The records that follow need to be output exactly as they are.

## Start Entries

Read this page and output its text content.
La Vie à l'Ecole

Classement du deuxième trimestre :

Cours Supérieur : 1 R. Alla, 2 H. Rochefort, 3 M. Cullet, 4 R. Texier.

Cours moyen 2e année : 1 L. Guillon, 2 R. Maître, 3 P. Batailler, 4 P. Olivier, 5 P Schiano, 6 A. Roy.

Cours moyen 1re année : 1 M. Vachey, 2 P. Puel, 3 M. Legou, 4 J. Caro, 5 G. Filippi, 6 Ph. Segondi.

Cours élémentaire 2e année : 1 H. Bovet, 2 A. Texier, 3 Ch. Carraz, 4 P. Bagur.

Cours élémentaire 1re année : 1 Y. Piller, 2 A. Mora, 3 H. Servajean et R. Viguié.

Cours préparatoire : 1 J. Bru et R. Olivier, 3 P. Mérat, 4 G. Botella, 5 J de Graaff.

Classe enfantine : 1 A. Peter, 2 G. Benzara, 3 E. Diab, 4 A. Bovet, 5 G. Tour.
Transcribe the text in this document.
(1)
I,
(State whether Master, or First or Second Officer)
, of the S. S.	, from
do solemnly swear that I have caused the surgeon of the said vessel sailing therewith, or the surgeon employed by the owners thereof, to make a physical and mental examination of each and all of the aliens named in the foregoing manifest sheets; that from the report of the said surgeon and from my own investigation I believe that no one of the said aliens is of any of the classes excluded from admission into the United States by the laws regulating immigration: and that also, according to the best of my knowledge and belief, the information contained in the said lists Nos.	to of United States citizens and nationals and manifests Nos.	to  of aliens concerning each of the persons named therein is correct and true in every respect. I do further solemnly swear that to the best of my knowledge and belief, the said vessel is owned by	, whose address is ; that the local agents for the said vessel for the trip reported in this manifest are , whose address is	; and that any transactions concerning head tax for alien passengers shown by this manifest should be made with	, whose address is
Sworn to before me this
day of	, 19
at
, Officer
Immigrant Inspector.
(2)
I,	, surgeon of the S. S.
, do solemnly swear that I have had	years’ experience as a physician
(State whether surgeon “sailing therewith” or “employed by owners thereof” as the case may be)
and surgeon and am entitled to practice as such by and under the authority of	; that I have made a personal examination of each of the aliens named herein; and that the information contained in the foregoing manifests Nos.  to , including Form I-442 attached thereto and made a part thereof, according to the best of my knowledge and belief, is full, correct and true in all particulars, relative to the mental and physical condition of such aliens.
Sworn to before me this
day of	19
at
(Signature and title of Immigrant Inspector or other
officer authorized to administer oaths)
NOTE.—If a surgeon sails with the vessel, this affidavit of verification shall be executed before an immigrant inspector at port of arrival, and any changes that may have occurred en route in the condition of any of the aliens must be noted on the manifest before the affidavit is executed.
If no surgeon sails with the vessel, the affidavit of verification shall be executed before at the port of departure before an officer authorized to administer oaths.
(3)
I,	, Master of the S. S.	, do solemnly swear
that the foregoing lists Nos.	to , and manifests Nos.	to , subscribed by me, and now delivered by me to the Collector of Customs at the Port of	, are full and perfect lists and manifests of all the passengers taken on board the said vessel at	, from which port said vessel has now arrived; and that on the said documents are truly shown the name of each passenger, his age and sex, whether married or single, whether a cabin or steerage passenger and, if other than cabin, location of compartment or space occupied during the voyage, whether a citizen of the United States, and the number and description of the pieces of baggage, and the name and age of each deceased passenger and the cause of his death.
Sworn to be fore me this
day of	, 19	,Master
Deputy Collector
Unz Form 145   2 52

## End Entries

> **The answer**:
Read this page and output its text content.
La Vie à l'Ecole

Classement du deuxième trimestre :

Cours Supérieur : 1 R. Alla, 2 H. Rochefort, 3 M. Cullet, 4 R. Texier.

Cours moyen 2e année : 1 L. Guillon, 2 R. Maître, 3 P. Batailler, 4 P. Olivier, 5 P Schiano, 6 A. Roy.

Cours moyen 1re année : 1 M. Vachey, 2 P. Puel, 3 M. Legou, 4 J. Caro, 5 G. Filippi, 6 Ph. Segondi.

Cours élémentaire 2e année : 1 H. Bovet, 2 A. Texier, 3 Ch. Carraz, 4 P. Bagur.

Cours élémentaire 1re année : 1 Y. Piller, 2 A. Mora, 3 H. Servajean et R. Viguié.

Cours préparatoire : 1 J. Bru et R. Olivier, 3 P. Mérat, 4 G. Botella, 5 J de Graaff.

Classe enfantine : 1 A. Peter, 2 G. Benzara, 3 E. Diab, 4 A. Bovet, 5 G. Tour.
Transcribe the text in this document.
(1)
I,
(State whether Master, or First or Second Officer)
, of the S. S.	, from
do solemnly swear that I have caused the surgeon of the said vessel sailing therewith, or the surgeon employed by the owners thereof, to make a physical and mental examination of each and all of the aliens named in the foregoing manifest sheets; that from the report of the said surgeon and from my own investigation I believe that no one of the said aliens is of any of the classes excluded from admission into the United States by the laws regulating immigration: and that also, according to the best of my knowledge and belief, the information contained in the said lists Nos.	to of United States citizens and nationals and manifests Nos.	to  of aliens concerning each of the persons named therein is correct and true in every respect. I do further solemnly swear that to the best of my knowledge and belief, the said vessel is owned by	, whose address is ; that the local agents for the said vessel for the trip reported in this manifest are , whose address is	; and that any transactions concerning head tax for alien passengers shown by this manifest should be made with	, whose address is
Sworn to before me this
day of	, 19
at
, Officer
Immigrant Inspector.
(2)
I,	, surgeon of the S. S.
, do solemnly swear that I have had	years’ experience as a physician
(State whether surgeon “sailing therewith” or “employed by owners thereof” as the case may be)
and surgeon and am entitled to practice as such by and under the authority of	; that I have made a personal examination of each of the aliens named herein; and that the information contained in the foregoing manifests Nos.  to , including Form I-442 attached thereto and made a part thereof, according to the best of my knowledge and belief, is full, correct and true in all particulars, relative to the mental and physical condition of such aliens.
Sworn to before me this
day of	19
at
(Signature and title of Immigrant Inspector or other
officer authorized to administer oaths)
NOTE.—If a surgeon sails with the vessel, this affidavit of verification shall be executed before an immigrant inspector at port of arrival, and any changes that may have occurred en route in the condition of any of the aliens must be noted on the manifest before the affidavit is executed.
If no surgeon sails with the vessel, the affidavit of verification shall be executed before at the port of departure before an officer authorized to administer oaths.
(3)
I,	, Master of the S. S.	, do solemnly swear
that the foregoing lists Nos.	to , and manifests Nos.	to , subscribed by me, and now delivered by me to the Collector of Customs at the Port of	, are full and perfect lists and manifests of all the passengers taken on board the said vessel at	, from which port said vessel has now arrived; and that on the said documents are truly shown the name of each passenger, his age and sex, whether married or single, whether a cabin or steerage passenger and, if other than cabin, location of compartment or space occupied during the voyage, whether a citizen of the United States, and the number and description of the pieces of baggage, and the name and age of each deceased passenger and the cause of his death.
Sworn to be fore me this
day of	, 19	,Master
Deputy Collector
Unz Form 145   2 52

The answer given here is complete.